* **What is needed**: Edit the records below by changing every "Ellipse shape" to "Oval", and leave everything else untouched.

* **Records supplied**:

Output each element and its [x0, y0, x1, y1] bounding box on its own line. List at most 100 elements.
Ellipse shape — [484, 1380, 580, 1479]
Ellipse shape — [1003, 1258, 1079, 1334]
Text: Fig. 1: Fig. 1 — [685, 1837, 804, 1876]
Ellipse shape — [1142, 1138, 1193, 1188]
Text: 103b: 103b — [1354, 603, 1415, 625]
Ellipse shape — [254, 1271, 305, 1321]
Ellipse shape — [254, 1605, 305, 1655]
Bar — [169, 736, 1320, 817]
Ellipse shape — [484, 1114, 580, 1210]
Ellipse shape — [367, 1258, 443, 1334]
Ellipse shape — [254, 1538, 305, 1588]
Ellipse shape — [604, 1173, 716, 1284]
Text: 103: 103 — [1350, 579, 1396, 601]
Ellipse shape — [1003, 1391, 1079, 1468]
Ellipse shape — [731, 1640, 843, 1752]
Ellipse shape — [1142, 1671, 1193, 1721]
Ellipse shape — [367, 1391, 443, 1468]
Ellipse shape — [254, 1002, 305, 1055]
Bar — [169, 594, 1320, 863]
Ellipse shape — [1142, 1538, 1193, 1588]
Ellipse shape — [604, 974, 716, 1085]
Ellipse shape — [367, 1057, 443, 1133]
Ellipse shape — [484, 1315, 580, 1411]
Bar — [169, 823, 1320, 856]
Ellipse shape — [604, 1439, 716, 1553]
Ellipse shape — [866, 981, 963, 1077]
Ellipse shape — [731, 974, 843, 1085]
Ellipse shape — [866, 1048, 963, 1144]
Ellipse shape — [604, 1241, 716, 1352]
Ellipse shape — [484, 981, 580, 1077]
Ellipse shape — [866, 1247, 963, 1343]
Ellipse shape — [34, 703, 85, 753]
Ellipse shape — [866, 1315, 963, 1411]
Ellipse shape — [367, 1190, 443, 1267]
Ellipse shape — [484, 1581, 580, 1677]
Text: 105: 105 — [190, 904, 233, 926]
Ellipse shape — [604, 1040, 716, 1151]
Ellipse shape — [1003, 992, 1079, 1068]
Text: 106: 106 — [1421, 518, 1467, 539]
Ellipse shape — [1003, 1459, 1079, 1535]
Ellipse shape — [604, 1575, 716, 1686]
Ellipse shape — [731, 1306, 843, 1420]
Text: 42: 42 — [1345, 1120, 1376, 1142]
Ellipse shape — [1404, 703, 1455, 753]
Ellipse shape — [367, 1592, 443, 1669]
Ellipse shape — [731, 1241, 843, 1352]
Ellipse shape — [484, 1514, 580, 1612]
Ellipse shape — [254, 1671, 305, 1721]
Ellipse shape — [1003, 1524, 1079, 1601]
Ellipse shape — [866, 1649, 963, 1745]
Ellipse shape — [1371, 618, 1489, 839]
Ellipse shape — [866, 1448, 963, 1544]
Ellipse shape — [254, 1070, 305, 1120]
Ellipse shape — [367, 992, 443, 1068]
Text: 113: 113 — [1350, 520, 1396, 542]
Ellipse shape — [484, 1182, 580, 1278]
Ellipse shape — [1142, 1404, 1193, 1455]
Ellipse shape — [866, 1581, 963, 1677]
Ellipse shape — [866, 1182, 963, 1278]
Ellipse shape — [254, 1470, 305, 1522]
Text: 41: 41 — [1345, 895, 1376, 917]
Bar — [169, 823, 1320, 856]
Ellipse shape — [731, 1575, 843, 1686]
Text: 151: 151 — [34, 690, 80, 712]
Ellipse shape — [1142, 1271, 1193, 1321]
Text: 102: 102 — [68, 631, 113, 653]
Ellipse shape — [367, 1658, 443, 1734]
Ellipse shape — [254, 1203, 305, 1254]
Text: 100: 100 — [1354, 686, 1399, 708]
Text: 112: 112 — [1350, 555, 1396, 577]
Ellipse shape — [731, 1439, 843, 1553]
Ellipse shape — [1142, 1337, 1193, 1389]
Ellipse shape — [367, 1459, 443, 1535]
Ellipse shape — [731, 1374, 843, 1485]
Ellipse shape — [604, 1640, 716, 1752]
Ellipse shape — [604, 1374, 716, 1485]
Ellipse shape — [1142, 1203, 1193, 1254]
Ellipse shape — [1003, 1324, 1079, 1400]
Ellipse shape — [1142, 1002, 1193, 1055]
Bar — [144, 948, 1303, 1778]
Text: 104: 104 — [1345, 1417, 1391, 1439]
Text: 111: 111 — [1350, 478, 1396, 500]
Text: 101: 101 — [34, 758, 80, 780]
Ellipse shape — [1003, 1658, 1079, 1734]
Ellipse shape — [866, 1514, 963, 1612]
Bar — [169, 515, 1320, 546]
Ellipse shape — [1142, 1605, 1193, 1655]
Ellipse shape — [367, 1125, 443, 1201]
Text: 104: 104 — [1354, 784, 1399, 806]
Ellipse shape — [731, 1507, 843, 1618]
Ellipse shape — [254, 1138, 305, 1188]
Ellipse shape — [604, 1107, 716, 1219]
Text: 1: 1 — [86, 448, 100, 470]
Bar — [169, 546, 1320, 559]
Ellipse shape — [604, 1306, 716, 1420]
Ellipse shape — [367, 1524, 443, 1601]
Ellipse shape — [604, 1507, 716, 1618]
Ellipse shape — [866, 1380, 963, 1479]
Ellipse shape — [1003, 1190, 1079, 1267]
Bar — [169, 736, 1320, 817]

* **Answer for this exercise**:
Output each element and its [x0, y0, x1, y1] bounding box on its own line. List at most 100 elements.
Oval — [484, 1380, 580, 1479]
Oval — [1003, 1258, 1079, 1334]
Text: Fig. 1: Fig. 1 — [685, 1837, 804, 1876]
Oval — [1142, 1138, 1193, 1188]
Text: 103b: 103b — [1354, 603, 1415, 625]
Oval — [254, 1271, 305, 1321]
Oval — [254, 1605, 305, 1655]
Bar — [169, 736, 1320, 817]
Oval — [484, 1114, 580, 1210]
Oval — [367, 1258, 443, 1334]
Oval — [254, 1538, 305, 1588]
Oval — [604, 1173, 716, 1284]
Text: 103: 103 — [1350, 579, 1396, 601]
Oval — [1003, 1391, 1079, 1468]
Oval — [731, 1640, 843, 1752]
Oval — [1142, 1671, 1193, 1721]
Oval — [367, 1391, 443, 1468]
Oval — [254, 1002, 305, 1055]
Bar — [169, 594, 1320, 863]
Oval — [1142, 1538, 1193, 1588]
Oval — [604, 974, 716, 1085]
Oval — [367, 1057, 443, 1133]
Oval — [484, 1315, 580, 1411]
Bar — [169, 823, 1320, 856]
Oval — [604, 1439, 716, 1553]
Oval — [866, 981, 963, 1077]
Oval — [731, 974, 843, 1085]
Oval — [866, 1048, 963, 1144]
Oval — [604, 1241, 716, 1352]
Oval — [484, 981, 580, 1077]
Oval — [866, 1247, 963, 1343]
Oval — [34, 703, 85, 753]
Oval — [866, 1315, 963, 1411]
Oval — [367, 1190, 443, 1267]
Oval — [484, 1581, 580, 1677]
Text: 105: 105 — [190, 904, 233, 926]
Oval — [604, 1040, 716, 1151]
Oval — [1003, 992, 1079, 1068]
Text: 106: 106 — [1421, 518, 1467, 539]
Oval — [1003, 1459, 1079, 1535]
Oval — [604, 1575, 716, 1686]
Oval — [731, 1306, 843, 1420]
Text: 42: 42 — [1345, 1120, 1376, 1142]
Oval — [1404, 703, 1455, 753]
Oval — [367, 1592, 443, 1669]
Oval — [731, 1241, 843, 1352]
Oval — [484, 1514, 580, 1612]
Oval — [254, 1671, 305, 1721]
Oval — [1003, 1524, 1079, 1601]
Oval — [866, 1649, 963, 1745]
Oval — [1371, 618, 1489, 839]
Oval — [866, 1448, 963, 1544]
Oval — [254, 1070, 305, 1120]
Oval — [367, 992, 443, 1068]
Text: 113: 113 — [1350, 520, 1396, 542]
Oval — [484, 1182, 580, 1278]
Oval — [1142, 1404, 1193, 1455]
Oval — [866, 1581, 963, 1677]
Oval — [866, 1182, 963, 1278]
Oval — [254, 1470, 305, 1522]
Text: 41: 41 — [1345, 895, 1376, 917]
Bar — [169, 823, 1320, 856]
Oval — [731, 1575, 843, 1686]
Text: 151: 151 — [34, 690, 80, 712]
Oval — [1142, 1271, 1193, 1321]
Text: 102: 102 — [68, 631, 113, 653]
Oval — [367, 1658, 443, 1734]
Oval — [254, 1203, 305, 1254]
Text: 100: 100 — [1354, 686, 1399, 708]
Text: 112: 112 — [1350, 555, 1396, 577]
Oval — [731, 1439, 843, 1553]
Oval — [1142, 1337, 1193, 1389]
Oval — [367, 1459, 443, 1535]
Oval — [731, 1374, 843, 1485]
Oval — [604, 1640, 716, 1752]
Oval — [604, 1374, 716, 1485]
Oval — [1142, 1203, 1193, 1254]
Oval — [1003, 1324, 1079, 1400]
Oval — [1142, 1002, 1193, 1055]
Bar — [144, 948, 1303, 1778]
Text: 104: 104 — [1345, 1417, 1391, 1439]
Text: 111: 111 — [1350, 478, 1396, 500]
Text: 101: 101 — [34, 758, 80, 780]
Oval — [1003, 1658, 1079, 1734]
Oval — [866, 1514, 963, 1612]
Bar — [169, 515, 1320, 546]
Oval — [1142, 1605, 1193, 1655]
Oval — [367, 1125, 443, 1201]
Text: 104: 104 — [1354, 784, 1399, 806]
Oval — [731, 1507, 843, 1618]
Oval — [254, 1138, 305, 1188]
Oval — [604, 1107, 716, 1219]
Text: 1: 1 — [86, 448, 100, 470]
Bar — [169, 546, 1320, 559]
Oval — [604, 1306, 716, 1420]
Oval — [367, 1524, 443, 1601]
Oval — [604, 1507, 716, 1618]
Oval — [866, 1380, 963, 1479]
Oval — [1003, 1190, 1079, 1267]
Bar — [169, 736, 1320, 817]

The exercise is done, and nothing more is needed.